# [Request]
Note each line where "Wind" appears, and copy it.

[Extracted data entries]
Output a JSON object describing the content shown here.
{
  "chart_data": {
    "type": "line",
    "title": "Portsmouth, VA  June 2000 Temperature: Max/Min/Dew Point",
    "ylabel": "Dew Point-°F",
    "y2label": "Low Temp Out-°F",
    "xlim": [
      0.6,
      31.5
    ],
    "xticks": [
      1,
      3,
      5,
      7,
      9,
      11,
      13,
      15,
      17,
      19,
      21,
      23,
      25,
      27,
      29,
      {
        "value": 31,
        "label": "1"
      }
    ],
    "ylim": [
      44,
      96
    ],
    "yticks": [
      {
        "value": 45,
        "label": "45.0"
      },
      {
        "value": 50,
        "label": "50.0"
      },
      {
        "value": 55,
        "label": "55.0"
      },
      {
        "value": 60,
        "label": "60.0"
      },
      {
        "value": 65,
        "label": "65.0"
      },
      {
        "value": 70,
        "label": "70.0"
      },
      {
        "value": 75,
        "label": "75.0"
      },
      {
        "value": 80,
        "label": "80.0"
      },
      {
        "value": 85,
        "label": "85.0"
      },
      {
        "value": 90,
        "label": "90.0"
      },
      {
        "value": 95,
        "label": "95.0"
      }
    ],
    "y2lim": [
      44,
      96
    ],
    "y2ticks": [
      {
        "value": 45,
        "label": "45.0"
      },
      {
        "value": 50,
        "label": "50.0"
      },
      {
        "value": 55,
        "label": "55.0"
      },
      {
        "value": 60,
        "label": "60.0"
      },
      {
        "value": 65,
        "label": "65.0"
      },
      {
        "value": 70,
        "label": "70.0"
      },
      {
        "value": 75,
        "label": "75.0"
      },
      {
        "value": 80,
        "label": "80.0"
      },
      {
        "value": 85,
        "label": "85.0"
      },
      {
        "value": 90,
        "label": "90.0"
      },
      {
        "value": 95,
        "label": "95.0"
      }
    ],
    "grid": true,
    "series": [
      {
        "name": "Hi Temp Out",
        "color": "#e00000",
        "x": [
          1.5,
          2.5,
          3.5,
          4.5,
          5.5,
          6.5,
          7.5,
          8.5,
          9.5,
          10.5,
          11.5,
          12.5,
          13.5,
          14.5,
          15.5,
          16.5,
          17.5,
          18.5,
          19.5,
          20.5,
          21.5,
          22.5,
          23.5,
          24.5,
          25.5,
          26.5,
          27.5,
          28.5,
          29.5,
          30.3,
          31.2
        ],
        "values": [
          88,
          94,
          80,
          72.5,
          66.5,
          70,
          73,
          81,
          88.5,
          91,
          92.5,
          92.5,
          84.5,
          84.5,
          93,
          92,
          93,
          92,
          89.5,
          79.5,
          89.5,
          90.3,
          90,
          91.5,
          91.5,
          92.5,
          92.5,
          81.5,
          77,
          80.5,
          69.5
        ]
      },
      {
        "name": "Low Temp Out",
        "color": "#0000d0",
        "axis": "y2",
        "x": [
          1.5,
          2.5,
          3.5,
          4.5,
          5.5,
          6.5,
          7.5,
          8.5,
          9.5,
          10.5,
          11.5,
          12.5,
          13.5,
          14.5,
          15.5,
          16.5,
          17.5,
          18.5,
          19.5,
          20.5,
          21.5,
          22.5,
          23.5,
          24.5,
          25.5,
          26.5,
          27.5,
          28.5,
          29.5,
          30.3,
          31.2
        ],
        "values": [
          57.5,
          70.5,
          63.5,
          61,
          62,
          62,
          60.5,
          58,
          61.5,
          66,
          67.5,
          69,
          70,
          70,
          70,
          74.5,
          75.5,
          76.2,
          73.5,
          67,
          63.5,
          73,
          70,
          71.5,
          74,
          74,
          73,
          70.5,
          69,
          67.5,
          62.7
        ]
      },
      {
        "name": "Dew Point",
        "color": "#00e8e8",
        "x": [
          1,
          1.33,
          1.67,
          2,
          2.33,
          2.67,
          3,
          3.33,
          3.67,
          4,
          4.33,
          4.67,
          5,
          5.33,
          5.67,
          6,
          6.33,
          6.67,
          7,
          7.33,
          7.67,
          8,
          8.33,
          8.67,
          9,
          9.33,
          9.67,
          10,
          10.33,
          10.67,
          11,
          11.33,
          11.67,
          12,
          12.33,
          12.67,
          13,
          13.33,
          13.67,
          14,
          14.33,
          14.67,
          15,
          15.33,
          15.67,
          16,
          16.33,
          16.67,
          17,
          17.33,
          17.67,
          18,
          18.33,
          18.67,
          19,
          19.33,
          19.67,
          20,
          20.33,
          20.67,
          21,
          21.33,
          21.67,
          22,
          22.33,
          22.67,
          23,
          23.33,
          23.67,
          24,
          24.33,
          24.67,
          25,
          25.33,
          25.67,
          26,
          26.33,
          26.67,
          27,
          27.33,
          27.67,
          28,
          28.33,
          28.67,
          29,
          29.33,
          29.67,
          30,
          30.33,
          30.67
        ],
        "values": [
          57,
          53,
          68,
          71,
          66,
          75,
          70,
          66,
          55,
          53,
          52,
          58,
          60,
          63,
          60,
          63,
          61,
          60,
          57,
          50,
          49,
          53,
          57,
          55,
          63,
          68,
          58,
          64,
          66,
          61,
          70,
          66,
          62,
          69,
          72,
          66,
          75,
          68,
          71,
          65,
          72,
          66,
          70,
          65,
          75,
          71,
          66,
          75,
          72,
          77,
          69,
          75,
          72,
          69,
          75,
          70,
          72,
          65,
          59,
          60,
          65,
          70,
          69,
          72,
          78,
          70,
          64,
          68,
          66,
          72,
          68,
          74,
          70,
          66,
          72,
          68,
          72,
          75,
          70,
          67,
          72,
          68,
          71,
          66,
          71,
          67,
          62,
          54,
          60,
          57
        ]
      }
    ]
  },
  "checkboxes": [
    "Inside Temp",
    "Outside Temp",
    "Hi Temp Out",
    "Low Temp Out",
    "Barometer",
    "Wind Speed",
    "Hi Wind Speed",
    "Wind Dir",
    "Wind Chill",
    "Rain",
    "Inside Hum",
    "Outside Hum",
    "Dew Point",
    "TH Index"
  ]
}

# [Result]
    "Wind Speed",
    "Hi Wind Speed",
    "Wind Dir",
    "Wind Chill",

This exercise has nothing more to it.